● MATERIAL PROVIDED
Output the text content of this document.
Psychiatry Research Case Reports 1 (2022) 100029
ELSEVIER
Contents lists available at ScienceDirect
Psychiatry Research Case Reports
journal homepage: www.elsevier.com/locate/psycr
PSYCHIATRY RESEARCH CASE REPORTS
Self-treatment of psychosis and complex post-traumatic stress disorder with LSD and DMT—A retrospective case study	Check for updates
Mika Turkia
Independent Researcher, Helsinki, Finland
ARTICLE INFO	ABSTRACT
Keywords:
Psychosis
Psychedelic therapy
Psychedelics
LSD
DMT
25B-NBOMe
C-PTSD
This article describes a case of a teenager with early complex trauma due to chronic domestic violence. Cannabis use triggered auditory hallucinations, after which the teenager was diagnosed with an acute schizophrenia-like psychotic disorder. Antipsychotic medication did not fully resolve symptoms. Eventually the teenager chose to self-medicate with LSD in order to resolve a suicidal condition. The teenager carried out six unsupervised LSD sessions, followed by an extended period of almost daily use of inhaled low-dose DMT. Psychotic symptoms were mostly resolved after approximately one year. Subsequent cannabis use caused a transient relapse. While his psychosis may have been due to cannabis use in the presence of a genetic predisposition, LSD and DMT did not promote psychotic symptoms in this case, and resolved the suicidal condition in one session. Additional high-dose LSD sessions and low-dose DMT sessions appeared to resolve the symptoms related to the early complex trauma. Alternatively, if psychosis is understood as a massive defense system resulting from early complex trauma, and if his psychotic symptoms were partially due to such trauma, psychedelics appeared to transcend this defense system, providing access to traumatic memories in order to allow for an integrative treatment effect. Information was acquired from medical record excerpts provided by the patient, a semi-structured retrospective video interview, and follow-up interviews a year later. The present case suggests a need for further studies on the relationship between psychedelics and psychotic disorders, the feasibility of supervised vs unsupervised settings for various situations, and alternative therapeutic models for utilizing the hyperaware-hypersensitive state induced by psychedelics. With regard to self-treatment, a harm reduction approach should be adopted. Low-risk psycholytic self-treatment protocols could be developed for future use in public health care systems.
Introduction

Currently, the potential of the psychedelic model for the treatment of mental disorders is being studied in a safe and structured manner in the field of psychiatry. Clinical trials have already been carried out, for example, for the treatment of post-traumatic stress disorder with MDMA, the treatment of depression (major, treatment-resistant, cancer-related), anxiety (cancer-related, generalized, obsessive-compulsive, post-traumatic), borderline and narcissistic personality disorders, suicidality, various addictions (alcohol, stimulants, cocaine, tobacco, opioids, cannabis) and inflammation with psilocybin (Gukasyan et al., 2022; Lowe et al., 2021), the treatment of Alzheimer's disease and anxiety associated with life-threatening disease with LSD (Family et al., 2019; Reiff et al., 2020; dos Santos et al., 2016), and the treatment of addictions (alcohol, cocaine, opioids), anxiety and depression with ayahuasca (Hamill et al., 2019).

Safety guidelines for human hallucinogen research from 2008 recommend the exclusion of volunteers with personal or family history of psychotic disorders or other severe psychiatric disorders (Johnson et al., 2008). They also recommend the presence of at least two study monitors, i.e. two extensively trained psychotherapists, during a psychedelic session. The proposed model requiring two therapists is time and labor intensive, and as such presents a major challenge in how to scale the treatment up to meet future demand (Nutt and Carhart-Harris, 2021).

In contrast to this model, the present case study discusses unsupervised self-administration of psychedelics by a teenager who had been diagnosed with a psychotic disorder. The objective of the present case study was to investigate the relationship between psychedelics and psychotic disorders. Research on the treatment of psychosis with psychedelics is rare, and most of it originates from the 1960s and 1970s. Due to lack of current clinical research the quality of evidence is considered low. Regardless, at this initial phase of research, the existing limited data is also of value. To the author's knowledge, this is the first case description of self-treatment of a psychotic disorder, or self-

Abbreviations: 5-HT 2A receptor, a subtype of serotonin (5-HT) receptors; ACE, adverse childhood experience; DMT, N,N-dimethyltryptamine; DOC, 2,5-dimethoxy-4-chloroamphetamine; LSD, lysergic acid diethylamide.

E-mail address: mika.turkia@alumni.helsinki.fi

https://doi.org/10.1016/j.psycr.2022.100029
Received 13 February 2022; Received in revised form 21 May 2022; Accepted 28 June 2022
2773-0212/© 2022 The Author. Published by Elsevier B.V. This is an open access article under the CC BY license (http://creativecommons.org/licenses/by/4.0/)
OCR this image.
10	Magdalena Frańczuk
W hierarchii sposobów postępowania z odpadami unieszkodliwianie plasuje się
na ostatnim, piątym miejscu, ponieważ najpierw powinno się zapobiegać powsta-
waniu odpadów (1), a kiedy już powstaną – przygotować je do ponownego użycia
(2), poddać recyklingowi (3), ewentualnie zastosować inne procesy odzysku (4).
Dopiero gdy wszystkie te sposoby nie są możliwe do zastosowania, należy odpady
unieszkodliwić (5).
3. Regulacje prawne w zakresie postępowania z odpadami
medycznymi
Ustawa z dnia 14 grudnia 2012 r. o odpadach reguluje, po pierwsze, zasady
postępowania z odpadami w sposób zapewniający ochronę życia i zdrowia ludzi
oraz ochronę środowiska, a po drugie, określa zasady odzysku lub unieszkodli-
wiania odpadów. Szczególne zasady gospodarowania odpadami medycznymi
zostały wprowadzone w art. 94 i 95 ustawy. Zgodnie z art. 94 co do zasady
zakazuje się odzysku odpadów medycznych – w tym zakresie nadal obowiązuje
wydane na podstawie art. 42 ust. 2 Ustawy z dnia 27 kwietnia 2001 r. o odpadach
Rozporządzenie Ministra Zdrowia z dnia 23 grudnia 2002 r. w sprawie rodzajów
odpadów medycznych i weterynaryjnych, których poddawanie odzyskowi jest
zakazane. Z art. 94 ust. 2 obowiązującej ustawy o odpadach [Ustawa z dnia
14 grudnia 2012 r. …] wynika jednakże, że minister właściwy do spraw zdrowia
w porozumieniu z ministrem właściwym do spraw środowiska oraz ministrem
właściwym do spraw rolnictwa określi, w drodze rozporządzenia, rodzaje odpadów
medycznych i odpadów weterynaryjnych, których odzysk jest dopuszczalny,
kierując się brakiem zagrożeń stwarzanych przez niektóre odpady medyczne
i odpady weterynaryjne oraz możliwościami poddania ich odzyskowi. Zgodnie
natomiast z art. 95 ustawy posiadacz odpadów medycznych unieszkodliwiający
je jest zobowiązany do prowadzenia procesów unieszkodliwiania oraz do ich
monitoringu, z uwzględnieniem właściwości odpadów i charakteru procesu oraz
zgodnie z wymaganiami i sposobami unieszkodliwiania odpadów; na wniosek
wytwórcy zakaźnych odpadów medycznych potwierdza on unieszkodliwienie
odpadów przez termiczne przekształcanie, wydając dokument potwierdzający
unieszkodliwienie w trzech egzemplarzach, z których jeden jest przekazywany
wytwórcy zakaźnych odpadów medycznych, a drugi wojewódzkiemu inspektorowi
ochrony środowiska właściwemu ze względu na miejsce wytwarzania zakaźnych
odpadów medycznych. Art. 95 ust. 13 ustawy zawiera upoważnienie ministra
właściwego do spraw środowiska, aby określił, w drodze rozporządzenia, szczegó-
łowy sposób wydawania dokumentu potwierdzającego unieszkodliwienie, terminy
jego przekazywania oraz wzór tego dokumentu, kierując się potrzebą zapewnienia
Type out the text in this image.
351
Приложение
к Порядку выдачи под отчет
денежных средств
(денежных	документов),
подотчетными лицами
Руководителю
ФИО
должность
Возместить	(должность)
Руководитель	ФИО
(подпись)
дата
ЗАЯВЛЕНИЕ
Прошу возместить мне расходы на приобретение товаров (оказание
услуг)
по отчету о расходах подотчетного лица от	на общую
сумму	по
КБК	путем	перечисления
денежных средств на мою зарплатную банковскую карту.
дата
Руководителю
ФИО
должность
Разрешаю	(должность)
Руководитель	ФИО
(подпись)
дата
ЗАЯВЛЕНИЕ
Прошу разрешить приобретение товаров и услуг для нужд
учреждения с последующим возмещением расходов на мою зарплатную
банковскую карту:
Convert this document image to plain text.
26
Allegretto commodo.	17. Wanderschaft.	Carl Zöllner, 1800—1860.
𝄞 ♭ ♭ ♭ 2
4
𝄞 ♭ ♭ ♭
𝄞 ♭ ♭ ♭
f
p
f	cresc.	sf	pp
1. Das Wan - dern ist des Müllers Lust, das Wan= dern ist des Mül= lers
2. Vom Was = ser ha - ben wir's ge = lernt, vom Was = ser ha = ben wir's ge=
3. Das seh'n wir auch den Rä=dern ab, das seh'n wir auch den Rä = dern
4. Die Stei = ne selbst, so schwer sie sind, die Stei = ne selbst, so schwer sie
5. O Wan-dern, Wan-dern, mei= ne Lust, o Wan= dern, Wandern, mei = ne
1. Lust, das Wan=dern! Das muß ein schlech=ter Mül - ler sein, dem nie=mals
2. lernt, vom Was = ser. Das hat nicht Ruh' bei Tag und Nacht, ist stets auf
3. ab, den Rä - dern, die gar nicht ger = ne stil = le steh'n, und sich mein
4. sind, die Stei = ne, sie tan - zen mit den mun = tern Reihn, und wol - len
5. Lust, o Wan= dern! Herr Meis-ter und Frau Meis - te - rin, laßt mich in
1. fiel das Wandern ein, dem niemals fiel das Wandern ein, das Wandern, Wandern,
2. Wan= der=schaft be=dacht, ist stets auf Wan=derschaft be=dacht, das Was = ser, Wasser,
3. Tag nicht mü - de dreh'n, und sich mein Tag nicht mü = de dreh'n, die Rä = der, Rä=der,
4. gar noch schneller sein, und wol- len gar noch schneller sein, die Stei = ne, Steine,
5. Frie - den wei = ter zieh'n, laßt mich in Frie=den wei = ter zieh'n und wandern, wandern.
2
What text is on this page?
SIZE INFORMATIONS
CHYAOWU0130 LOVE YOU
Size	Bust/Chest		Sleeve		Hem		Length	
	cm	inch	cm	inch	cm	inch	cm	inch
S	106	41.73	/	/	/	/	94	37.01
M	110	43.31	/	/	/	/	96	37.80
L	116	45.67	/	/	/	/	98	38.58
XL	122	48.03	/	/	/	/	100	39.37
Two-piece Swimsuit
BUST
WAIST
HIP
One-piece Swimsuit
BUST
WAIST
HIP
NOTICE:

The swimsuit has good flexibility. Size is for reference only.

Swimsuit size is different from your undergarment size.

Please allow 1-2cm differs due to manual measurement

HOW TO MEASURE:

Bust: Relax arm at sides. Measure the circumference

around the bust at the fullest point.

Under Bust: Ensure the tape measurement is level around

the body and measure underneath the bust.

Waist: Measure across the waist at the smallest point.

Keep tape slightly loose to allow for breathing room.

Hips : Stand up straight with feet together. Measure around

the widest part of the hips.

● JOB
Gather all lines where the word "unieszkodliwienie" appears.

● THE SOLUTION
wytwórcy zakaźnych odpadów medycznych potwierdza on unieszkodliwienie
unieszkodliwienie w trzech egzemplarzach, z których jeden jest przekazywany
łowy sposób wydawania dokumentu potwierdzającego unieszkodliwienie, terminy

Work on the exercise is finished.